>> start Listed entries

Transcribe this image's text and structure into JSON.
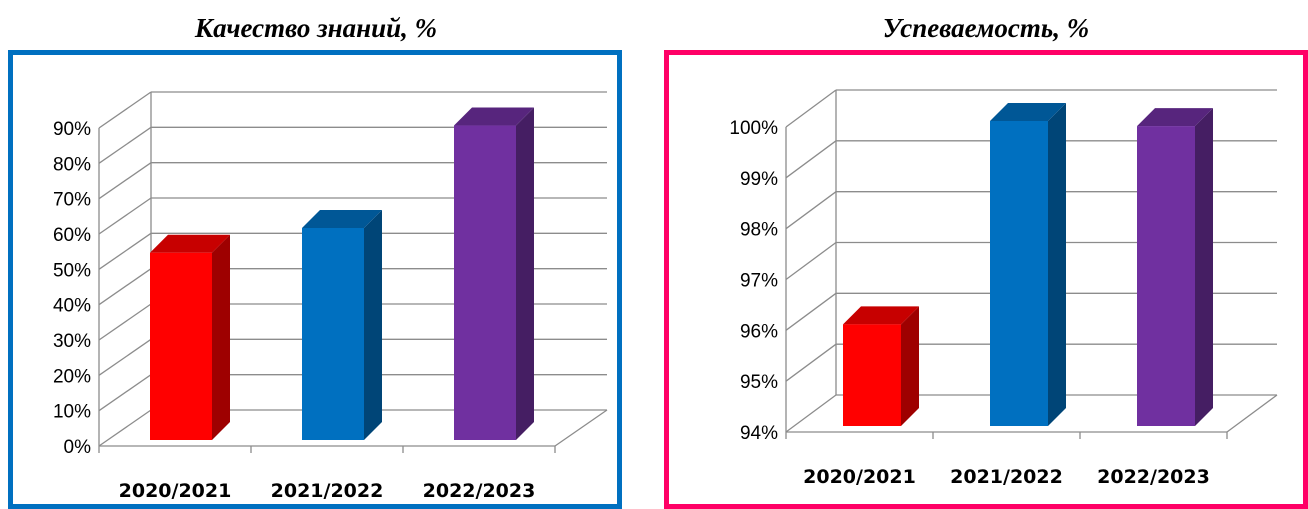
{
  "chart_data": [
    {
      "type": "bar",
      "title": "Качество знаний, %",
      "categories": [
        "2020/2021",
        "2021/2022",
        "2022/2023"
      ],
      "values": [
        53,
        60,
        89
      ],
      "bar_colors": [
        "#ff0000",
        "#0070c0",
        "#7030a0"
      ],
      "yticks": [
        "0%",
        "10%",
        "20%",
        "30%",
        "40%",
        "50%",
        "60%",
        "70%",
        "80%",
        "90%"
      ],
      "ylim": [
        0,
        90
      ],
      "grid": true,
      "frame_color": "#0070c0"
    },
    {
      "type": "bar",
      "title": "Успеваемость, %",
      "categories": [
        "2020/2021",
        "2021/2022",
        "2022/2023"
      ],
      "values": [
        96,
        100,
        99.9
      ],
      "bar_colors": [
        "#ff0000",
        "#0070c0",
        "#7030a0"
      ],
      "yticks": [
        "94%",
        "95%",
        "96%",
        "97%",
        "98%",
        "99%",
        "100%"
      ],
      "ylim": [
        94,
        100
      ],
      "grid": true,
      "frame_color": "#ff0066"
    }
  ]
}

>> end Listed entries
>> start Listed entries

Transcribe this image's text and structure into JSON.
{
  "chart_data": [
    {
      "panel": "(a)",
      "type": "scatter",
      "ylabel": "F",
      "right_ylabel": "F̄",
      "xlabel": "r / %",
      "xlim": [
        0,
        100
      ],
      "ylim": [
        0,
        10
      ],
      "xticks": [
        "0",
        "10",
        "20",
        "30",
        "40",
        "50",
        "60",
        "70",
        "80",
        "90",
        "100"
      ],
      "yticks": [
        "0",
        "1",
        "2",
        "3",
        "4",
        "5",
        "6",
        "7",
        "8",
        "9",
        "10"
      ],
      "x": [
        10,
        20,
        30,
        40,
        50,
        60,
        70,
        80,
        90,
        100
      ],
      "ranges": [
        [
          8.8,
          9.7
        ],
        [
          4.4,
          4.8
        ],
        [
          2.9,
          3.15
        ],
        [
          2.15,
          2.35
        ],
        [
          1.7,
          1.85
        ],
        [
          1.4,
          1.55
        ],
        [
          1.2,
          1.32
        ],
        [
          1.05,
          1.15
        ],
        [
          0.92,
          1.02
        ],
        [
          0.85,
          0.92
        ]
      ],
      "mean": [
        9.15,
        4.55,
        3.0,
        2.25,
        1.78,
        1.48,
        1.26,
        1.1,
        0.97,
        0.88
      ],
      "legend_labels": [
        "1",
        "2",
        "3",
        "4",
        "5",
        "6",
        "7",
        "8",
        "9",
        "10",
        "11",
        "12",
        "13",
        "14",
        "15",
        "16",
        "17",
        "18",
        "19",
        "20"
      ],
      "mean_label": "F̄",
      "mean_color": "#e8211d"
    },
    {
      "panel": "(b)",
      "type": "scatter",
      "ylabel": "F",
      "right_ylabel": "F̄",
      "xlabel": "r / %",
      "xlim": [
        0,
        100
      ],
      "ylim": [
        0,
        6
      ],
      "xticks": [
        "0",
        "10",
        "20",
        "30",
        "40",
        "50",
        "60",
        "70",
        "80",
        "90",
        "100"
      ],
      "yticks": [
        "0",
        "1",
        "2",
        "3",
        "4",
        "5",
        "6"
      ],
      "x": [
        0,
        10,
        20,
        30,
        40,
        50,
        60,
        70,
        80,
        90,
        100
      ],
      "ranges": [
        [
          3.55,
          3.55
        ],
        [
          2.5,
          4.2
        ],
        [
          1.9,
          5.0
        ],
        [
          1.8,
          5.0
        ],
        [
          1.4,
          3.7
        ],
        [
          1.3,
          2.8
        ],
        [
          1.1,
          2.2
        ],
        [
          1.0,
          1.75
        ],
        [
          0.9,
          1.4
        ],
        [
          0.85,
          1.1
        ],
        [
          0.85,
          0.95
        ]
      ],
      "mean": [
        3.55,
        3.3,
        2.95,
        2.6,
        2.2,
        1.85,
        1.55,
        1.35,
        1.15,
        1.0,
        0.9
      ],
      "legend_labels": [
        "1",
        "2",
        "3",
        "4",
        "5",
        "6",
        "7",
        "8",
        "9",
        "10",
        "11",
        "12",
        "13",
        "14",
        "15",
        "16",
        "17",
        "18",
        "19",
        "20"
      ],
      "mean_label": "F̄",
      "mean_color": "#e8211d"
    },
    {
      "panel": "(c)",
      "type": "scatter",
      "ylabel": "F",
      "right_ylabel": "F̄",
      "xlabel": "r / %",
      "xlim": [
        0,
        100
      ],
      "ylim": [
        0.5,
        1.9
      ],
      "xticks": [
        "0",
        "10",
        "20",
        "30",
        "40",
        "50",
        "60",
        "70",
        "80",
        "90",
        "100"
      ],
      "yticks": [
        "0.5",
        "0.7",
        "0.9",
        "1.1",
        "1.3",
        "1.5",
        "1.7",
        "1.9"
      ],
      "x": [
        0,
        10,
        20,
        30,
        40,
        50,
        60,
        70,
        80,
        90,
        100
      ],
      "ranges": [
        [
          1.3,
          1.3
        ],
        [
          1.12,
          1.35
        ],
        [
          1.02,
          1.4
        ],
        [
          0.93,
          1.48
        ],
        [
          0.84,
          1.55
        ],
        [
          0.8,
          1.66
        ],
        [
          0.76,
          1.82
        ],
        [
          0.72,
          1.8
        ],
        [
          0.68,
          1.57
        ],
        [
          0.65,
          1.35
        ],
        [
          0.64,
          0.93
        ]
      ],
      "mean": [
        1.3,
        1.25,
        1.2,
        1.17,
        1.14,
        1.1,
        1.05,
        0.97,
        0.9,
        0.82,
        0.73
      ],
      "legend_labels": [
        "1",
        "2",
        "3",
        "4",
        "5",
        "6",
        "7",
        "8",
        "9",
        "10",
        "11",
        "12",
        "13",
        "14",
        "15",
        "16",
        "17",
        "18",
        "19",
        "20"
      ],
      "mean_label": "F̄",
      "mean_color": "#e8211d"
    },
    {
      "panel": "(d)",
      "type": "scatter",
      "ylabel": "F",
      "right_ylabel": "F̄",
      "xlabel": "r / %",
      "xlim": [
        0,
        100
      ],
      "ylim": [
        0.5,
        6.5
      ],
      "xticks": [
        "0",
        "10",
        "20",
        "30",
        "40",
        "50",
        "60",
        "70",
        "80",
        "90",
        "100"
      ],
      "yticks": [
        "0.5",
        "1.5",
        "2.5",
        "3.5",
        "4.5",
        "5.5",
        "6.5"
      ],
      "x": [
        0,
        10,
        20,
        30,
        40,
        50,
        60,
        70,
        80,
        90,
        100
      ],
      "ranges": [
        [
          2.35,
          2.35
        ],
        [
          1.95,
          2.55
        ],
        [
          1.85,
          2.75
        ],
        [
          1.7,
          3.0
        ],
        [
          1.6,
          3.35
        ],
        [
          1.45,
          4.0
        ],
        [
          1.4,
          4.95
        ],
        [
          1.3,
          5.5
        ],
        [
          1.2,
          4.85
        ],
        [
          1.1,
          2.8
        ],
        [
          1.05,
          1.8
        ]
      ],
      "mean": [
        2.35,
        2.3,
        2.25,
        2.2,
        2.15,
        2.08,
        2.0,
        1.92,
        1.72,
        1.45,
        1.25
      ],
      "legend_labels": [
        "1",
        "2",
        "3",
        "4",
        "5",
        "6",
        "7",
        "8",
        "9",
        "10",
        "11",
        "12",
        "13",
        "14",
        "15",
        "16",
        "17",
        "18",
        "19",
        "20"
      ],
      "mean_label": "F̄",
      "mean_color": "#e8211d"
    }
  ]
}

>> end Listed entries

Given problem. For the listing above, identify each line bearing "title".

Output of the exercise.
      "title": "Качество знаний, %",
      "title": "Успеваемость, %",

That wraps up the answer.